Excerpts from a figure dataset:

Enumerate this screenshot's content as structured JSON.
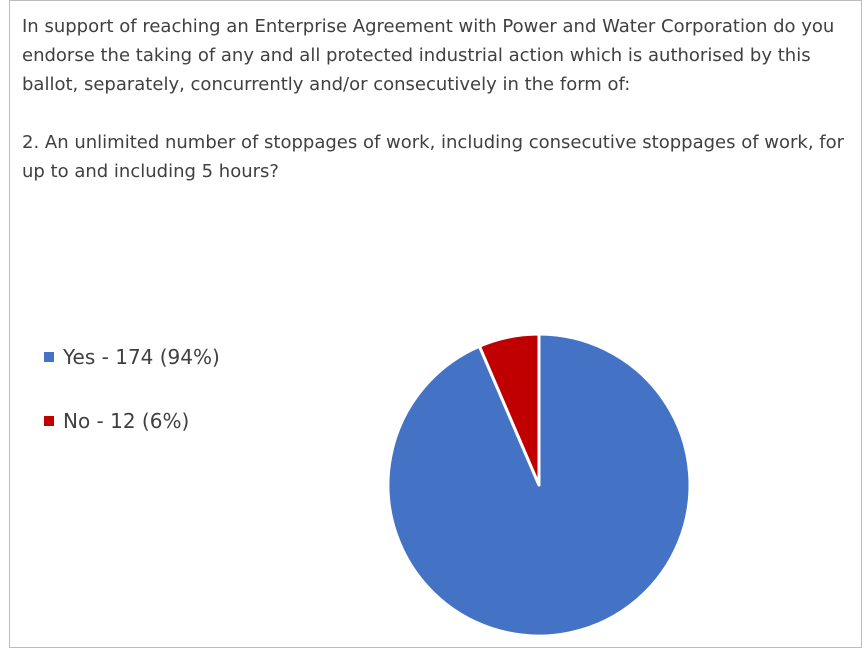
{
  "question": {
    "intro": "In support of reaching an Enterprise Agreement with Power and Water Corporation do you endorse the taking of any and all protected industrial action which is authorised by this ballot, separately, concurrently and/or consecutively in the form of:",
    "item": "2. An unlimited number of stoppages of work, including consecutive stoppages of work, for up to and including 5 hours?"
  },
  "chart_data": {
    "type": "pie",
    "title": "",
    "legend_position": "left",
    "slices": [
      {
        "label": "Yes - 174 (94%)",
        "category": "Yes",
        "value": 174,
        "percent": 94,
        "color": "#4472c4"
      },
      {
        "label": "No - 12 (6%)",
        "category": "No",
        "value": 12,
        "percent": 6,
        "color": "#c00000"
      }
    ]
  }
}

REQUEST =
Do not include the images; transcribe the rest of the listing exactly.

EXERCISE RESPONSE =
Enumerate this screenshot's content as structured JSON.
{
  "question": {
    "intro": "In support of reaching an Enterprise Agreement with Power and Water Corporation do you endorse the taking of any and all protected industrial action which is authorised by this ballot, separately, concurrently and/or consecutively in the form of:",
    "item": "2. An unlimited number of stoppages of work, including consecutive stoppages of work, for up to and including 5 hours?"
  },
  "chart_data": {
    "type": "pie",
    "title": "",
    "legend_position": "left",
    "slices": [
      {
        "label": "Yes - 174 (94%)",
        "category": "Yes",
        "value": 174,
        "percent": 94,
        "color": "#4472c4"
      },
      {
        "label": "No - 12 (6%)",
        "category": "No",
        "value": 12,
        "percent": 6,
        "color": "#c00000"
      }
    ]
  }
}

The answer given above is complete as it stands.